◆ Work instructions ◆
Give only the count of lines containing "Test".

(A block of data)
□ □ □

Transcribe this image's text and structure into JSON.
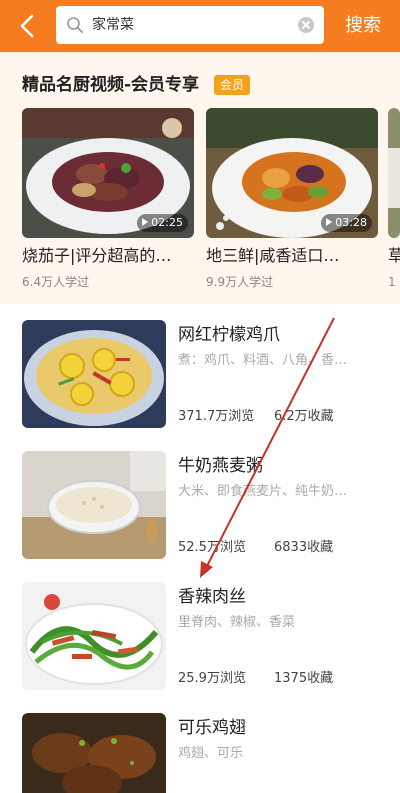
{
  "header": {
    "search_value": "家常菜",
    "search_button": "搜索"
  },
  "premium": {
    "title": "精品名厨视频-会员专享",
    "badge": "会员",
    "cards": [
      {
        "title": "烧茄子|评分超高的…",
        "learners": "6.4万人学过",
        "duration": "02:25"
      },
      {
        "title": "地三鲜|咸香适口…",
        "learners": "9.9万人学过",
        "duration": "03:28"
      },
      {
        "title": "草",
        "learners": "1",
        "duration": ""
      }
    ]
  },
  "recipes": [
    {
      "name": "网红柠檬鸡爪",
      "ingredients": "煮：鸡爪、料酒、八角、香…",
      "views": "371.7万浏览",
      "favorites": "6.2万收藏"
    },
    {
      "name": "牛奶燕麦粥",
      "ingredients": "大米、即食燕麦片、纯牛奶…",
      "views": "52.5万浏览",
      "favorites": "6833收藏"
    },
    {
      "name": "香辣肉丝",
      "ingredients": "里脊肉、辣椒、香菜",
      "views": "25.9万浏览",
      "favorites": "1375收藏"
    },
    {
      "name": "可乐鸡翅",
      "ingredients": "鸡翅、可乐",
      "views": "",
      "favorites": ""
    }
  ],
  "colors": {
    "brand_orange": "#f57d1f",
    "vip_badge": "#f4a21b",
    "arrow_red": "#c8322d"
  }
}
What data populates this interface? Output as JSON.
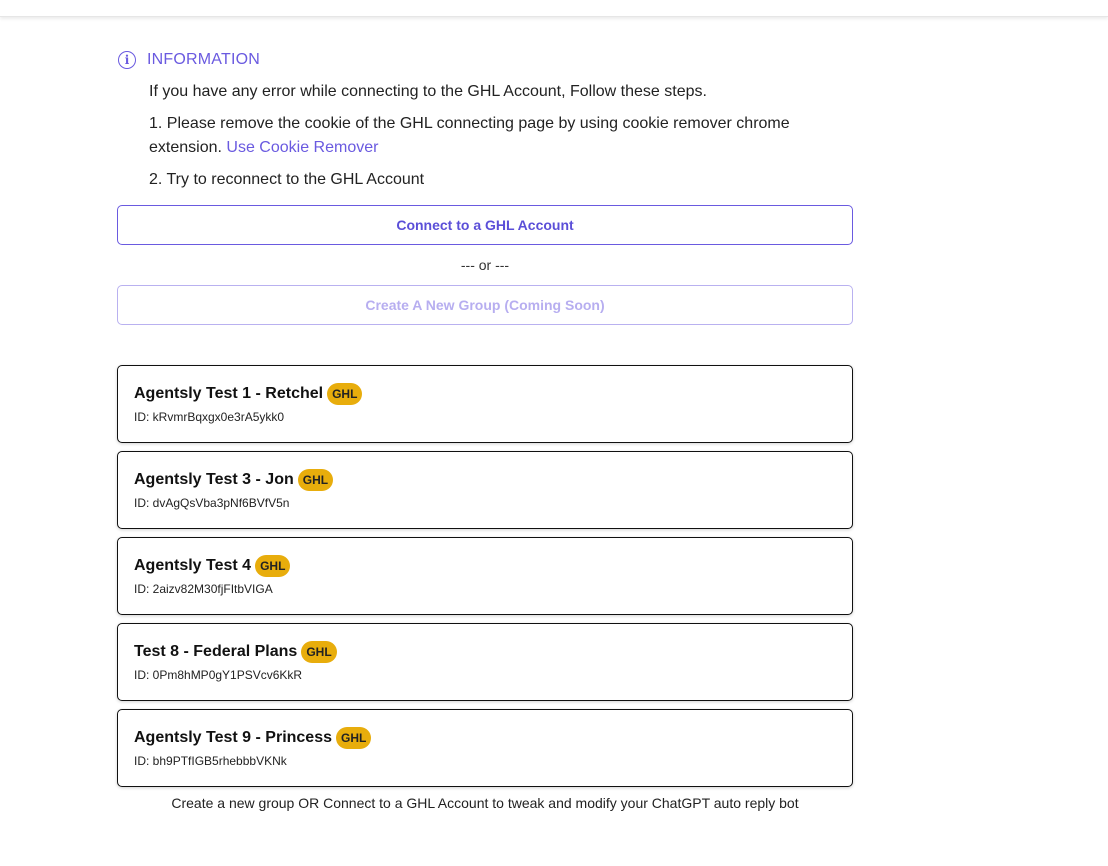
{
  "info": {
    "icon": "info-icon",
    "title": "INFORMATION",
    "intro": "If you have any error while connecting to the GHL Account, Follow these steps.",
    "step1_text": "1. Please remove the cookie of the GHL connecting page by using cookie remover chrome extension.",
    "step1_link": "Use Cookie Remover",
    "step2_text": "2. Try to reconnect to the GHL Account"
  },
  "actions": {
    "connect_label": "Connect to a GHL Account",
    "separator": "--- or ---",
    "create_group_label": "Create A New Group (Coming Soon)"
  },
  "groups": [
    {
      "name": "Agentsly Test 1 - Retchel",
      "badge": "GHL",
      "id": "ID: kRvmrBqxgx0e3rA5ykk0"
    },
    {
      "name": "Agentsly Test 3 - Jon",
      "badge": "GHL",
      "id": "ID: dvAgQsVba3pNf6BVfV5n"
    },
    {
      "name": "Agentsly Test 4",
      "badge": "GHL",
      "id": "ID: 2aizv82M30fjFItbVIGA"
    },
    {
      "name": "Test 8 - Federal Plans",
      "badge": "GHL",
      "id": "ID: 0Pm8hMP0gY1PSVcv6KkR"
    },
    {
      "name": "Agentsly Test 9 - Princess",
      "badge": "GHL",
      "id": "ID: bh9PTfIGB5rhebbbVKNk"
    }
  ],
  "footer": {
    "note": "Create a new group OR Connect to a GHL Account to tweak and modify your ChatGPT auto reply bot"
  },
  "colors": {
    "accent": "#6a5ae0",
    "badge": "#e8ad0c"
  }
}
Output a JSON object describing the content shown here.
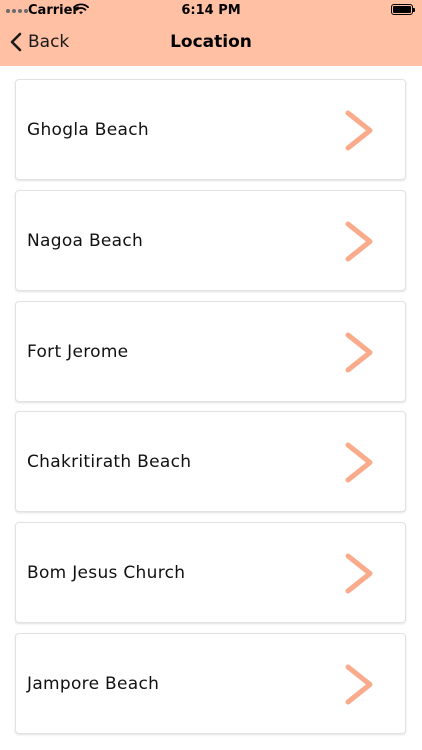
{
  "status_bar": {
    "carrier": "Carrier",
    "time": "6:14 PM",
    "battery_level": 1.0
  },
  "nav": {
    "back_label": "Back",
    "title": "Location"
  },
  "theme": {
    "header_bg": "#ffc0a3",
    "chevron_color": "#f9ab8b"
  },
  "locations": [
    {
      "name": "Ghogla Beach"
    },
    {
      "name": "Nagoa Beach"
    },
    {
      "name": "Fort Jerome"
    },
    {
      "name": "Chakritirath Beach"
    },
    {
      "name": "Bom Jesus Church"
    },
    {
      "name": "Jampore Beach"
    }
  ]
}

□ □ □

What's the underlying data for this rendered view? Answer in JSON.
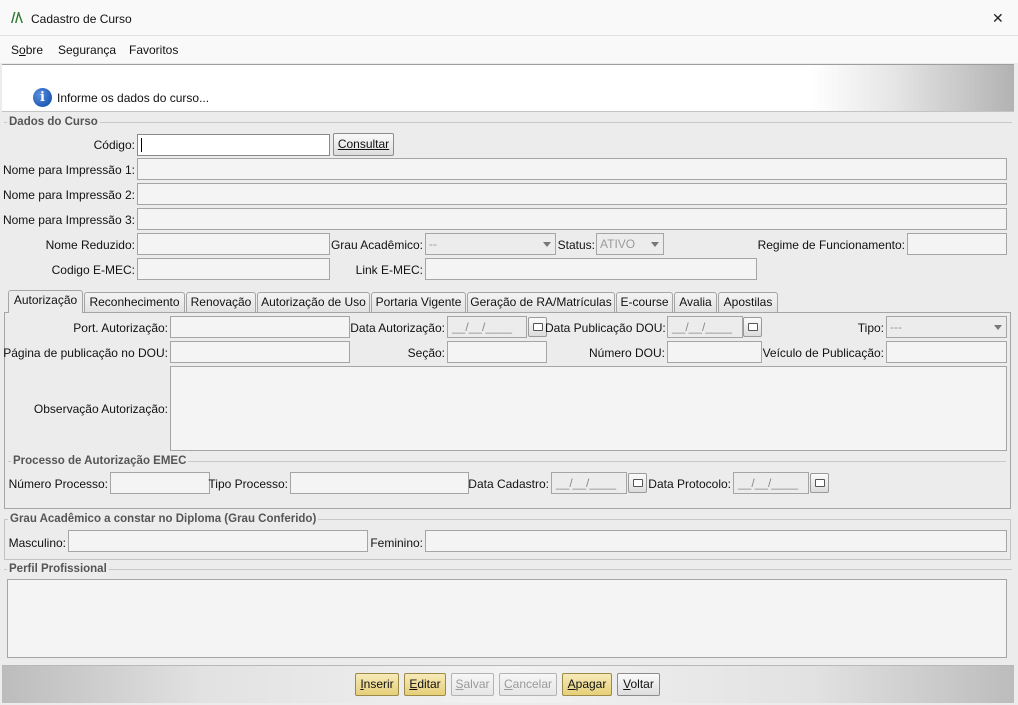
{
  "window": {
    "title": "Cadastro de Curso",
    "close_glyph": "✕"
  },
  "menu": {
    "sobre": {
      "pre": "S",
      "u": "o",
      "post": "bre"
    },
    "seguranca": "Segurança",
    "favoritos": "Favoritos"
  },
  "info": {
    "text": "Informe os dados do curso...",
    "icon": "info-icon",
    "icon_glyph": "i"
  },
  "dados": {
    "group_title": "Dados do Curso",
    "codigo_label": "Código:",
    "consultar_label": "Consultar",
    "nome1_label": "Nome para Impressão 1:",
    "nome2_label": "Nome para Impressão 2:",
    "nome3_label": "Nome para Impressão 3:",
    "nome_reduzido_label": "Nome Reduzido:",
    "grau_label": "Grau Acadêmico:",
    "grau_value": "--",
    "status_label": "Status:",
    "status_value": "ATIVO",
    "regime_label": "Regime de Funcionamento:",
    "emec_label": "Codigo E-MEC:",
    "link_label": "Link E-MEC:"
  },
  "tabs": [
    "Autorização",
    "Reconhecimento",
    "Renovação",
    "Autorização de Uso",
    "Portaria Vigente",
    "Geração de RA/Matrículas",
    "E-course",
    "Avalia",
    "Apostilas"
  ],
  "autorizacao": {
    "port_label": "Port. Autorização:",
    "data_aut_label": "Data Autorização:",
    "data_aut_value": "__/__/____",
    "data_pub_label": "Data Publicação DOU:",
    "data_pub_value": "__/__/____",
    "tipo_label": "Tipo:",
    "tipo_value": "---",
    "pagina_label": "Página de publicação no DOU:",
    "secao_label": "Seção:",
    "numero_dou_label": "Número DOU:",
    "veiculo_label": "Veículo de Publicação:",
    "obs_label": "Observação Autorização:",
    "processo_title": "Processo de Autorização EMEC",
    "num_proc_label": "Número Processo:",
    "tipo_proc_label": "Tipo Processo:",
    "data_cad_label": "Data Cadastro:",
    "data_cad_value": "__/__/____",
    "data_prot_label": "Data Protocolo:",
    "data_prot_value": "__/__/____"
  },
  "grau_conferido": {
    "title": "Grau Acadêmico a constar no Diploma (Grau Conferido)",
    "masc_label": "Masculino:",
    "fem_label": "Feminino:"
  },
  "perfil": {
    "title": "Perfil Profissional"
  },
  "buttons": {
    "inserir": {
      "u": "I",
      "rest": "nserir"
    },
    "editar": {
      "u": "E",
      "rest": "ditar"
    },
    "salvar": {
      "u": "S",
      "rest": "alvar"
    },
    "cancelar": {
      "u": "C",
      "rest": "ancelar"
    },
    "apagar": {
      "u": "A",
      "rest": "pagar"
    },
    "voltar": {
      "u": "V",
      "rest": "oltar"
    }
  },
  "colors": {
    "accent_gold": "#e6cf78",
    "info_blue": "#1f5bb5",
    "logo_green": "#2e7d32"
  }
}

□ □ □

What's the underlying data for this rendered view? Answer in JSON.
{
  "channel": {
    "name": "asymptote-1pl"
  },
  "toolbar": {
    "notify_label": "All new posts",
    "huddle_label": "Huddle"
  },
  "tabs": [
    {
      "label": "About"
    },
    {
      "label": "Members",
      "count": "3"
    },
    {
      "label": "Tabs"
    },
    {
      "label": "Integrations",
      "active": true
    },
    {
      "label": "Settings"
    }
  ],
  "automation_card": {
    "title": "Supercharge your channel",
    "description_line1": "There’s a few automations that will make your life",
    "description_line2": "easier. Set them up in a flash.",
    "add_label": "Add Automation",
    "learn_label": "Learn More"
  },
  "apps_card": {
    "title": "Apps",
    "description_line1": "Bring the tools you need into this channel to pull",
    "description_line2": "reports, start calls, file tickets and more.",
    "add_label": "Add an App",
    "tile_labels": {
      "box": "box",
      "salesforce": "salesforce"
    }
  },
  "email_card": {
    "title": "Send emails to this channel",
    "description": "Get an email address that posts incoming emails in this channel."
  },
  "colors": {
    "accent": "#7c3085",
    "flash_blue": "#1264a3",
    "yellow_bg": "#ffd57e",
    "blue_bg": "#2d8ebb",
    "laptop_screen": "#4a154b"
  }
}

□ □ □

◆ Complete response ◆
5